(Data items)
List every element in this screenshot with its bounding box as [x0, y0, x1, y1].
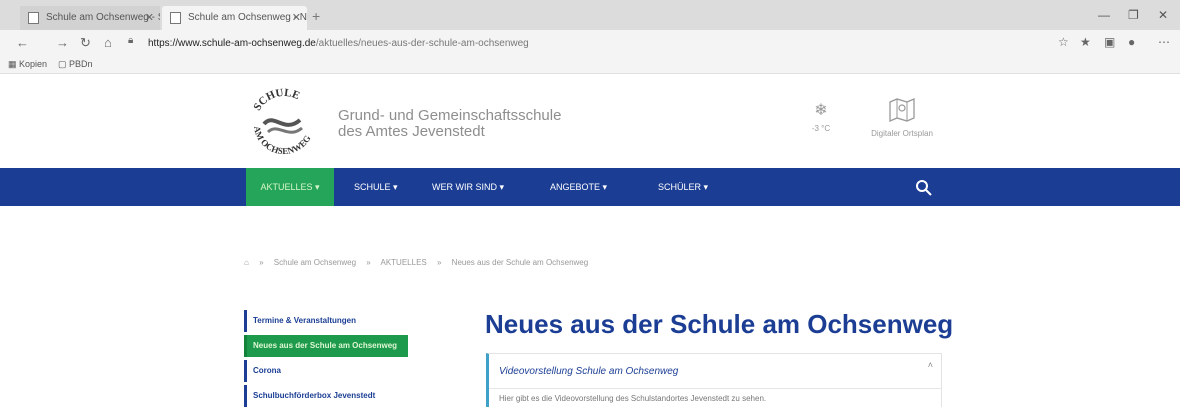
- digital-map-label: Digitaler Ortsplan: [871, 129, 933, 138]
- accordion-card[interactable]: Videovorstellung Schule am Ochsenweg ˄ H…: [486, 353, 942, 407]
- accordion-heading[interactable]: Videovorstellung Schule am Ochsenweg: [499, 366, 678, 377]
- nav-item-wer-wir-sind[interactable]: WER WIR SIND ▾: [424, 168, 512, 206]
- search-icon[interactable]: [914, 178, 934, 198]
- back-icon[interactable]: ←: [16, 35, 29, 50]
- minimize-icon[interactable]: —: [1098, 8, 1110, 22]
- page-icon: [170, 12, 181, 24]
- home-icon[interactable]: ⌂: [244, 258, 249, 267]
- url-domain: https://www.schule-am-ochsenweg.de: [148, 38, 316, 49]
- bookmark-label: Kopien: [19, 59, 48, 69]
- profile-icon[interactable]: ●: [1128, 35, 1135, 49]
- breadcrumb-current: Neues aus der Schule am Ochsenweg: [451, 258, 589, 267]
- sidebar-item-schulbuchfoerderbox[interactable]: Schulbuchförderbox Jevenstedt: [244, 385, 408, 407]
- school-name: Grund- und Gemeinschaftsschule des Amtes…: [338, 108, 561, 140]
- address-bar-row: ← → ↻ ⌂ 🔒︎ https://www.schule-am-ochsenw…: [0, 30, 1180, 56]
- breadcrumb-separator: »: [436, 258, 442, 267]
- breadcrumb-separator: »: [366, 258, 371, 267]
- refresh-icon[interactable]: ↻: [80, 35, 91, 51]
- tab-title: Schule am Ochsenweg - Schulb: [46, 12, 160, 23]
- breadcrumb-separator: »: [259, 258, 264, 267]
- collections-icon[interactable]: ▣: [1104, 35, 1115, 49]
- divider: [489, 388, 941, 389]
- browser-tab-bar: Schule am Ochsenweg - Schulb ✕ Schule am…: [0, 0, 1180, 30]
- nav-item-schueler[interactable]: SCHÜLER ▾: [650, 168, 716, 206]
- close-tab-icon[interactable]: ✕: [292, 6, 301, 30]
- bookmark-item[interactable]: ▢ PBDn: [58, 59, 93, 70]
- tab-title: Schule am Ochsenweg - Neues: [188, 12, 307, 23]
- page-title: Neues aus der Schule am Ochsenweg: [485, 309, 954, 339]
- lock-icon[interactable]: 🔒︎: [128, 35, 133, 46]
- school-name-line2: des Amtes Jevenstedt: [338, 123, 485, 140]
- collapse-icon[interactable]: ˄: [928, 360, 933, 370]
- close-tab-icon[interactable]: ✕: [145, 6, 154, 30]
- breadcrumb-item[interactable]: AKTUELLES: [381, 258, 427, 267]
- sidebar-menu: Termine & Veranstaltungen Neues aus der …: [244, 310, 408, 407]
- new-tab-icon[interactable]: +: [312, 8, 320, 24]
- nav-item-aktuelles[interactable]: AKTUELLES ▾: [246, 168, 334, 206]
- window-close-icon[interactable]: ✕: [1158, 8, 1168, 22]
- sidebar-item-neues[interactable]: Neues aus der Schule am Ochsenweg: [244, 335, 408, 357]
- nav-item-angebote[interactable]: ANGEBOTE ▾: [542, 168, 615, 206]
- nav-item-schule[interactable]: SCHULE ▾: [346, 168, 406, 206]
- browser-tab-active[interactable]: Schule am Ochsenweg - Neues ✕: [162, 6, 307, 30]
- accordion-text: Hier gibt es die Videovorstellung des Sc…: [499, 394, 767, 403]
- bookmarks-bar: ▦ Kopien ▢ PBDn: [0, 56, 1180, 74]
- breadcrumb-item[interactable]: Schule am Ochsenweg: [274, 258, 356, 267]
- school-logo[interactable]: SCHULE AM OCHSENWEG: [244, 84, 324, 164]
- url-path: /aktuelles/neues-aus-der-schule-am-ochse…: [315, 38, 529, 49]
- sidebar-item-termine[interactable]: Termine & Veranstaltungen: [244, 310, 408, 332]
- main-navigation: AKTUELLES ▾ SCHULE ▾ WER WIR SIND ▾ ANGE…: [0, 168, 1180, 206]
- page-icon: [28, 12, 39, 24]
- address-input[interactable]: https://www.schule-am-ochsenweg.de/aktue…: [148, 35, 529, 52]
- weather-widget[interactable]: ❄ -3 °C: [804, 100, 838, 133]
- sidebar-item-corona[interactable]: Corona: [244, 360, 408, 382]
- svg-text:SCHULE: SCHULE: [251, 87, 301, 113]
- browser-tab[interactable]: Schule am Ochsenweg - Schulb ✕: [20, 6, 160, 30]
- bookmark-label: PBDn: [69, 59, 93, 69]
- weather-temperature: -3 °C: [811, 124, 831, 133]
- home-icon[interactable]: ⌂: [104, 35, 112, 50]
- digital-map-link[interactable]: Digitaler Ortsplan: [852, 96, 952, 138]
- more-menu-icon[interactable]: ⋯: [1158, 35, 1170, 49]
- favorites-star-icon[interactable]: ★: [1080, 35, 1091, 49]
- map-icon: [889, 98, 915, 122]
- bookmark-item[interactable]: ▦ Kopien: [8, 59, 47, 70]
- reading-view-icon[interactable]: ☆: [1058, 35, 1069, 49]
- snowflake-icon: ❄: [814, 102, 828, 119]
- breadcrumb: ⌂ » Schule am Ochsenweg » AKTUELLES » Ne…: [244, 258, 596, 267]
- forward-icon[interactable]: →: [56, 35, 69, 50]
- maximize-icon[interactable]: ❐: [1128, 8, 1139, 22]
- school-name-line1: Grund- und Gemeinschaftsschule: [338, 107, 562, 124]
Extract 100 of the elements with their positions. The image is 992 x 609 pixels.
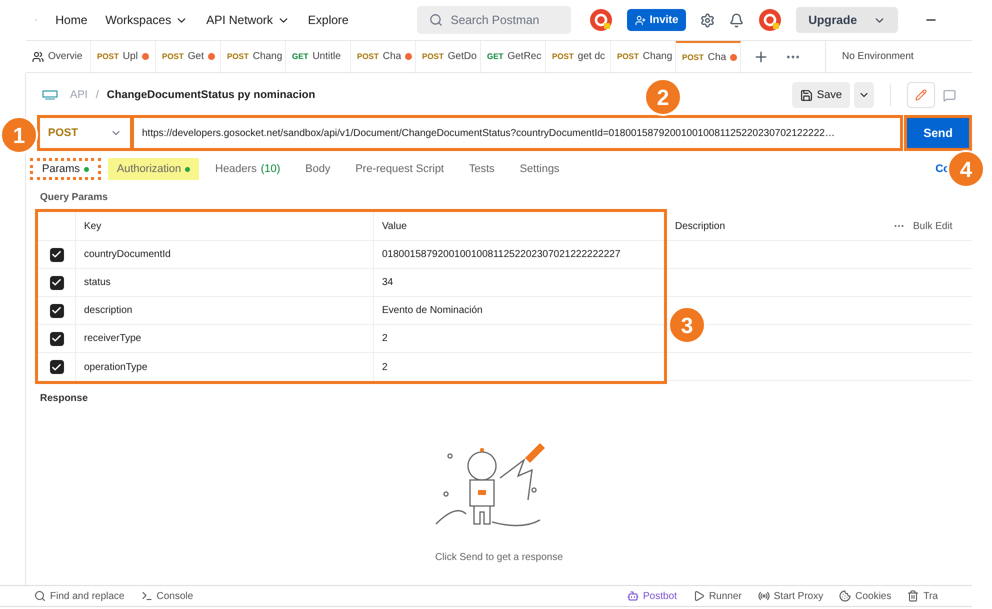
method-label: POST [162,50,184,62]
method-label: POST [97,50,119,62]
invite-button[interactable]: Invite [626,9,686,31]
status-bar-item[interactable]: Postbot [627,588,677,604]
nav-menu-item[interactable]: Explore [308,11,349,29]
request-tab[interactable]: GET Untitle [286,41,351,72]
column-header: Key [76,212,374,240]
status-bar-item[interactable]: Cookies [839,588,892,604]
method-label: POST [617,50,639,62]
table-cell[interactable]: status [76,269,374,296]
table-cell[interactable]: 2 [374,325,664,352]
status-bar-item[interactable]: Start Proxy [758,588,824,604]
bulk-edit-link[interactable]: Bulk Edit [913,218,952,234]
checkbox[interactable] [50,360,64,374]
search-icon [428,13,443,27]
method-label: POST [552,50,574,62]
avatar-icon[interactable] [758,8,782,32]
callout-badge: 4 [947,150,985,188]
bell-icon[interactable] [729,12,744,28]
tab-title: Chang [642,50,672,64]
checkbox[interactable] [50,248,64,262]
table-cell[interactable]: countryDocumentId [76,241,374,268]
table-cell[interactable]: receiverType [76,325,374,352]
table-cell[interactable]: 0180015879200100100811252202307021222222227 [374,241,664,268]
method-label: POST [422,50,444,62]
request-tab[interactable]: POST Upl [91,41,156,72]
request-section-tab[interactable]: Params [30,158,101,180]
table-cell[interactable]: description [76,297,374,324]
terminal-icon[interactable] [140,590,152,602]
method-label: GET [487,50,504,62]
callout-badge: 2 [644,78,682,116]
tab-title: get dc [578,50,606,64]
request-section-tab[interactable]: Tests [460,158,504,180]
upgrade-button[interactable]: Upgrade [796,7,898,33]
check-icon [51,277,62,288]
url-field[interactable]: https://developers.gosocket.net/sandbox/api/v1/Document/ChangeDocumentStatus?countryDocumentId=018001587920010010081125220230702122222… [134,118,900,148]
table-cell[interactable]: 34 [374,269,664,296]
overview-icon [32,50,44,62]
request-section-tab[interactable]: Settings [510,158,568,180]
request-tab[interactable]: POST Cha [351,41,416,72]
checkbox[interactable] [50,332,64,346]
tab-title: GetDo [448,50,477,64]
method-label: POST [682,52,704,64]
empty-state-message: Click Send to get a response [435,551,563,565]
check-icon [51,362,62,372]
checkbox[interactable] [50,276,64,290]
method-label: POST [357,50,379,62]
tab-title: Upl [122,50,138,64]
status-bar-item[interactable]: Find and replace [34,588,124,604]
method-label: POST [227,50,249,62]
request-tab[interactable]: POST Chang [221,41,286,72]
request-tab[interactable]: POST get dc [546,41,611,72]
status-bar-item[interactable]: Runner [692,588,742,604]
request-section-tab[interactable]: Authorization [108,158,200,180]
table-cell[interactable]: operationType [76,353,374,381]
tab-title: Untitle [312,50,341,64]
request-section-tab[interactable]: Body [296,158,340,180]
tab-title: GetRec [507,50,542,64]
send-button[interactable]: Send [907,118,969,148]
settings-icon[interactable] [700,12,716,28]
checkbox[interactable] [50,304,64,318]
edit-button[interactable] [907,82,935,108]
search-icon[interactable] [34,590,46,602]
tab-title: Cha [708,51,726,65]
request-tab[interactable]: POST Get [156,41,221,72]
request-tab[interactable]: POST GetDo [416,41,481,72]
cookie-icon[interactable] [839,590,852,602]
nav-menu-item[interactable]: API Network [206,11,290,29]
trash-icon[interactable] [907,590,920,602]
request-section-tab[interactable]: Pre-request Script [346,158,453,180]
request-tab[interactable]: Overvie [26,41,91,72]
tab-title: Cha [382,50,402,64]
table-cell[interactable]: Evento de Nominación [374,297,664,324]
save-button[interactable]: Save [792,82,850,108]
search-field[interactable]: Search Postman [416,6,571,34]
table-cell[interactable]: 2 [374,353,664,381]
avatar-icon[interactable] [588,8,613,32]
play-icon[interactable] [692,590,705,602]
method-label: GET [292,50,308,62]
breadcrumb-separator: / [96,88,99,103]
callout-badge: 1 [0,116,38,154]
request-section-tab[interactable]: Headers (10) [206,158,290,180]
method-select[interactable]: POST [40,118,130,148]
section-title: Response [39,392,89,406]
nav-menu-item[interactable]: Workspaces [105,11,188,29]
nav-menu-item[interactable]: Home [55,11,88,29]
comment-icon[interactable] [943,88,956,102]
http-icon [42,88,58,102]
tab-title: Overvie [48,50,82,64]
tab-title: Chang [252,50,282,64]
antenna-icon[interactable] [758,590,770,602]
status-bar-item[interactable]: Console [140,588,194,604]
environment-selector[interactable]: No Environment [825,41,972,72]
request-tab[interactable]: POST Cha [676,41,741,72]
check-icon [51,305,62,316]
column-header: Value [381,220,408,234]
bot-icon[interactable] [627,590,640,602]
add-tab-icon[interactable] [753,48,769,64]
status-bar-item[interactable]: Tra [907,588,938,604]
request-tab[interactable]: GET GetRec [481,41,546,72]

What to work on: Render the rows from the line with "- digital-map-label: Digitaler" to the line with "- back-icon[interactable]: ←: [16, 35, 29, 50]" as a numbered list, including both of those lines and omitting any blank lines.

Result:
1. - digital-map-label: Digitaler Ortsplan: [871, 129, 933, 138]
2. - accordion-card[interactable]: Videovorstellung Schule am Ochsenweg ˄ H…: [486, 353, 942, 407]
3. - accordion-heading[interactable]: Videovorstellung Schule am Ochsenweg: [499, 366, 678, 377]
4. - nav-item-wer-wir-sind[interactable]: WER WIR SIND ▾: [424, 168, 512, 206]
5. - search-icon[interactable]: [914, 178, 934, 198]
6. - back-icon[interactable]: ←: [16, 35, 29, 50]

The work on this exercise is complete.